What needs to be done: Select the lines that contain "заявление" and copy each of them.

== Extracted data

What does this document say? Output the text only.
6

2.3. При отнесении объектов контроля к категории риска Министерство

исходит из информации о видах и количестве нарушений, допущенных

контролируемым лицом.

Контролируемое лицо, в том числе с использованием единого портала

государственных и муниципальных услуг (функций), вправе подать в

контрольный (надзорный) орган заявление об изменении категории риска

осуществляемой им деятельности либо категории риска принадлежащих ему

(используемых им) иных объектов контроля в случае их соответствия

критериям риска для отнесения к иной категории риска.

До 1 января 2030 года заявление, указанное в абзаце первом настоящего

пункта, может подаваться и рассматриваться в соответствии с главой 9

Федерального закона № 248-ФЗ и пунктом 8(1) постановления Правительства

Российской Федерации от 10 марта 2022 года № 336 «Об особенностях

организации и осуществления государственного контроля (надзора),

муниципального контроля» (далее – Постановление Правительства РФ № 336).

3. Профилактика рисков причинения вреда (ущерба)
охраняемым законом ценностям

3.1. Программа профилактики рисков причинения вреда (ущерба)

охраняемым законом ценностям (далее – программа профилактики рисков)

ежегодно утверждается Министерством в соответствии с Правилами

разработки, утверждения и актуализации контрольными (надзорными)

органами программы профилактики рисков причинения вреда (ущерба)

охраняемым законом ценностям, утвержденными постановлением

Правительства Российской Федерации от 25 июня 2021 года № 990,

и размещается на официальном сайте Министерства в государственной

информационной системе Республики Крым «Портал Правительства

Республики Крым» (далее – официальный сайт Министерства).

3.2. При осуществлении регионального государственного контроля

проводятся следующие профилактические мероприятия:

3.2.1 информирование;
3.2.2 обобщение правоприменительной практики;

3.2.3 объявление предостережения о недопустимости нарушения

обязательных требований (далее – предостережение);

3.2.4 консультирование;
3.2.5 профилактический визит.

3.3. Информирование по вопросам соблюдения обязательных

====

Expected answer:
контрольный (надзорный) орган заявление об изменении категории риска
До 1 января 2030 года заявление, указанное в абзаце первом настоящего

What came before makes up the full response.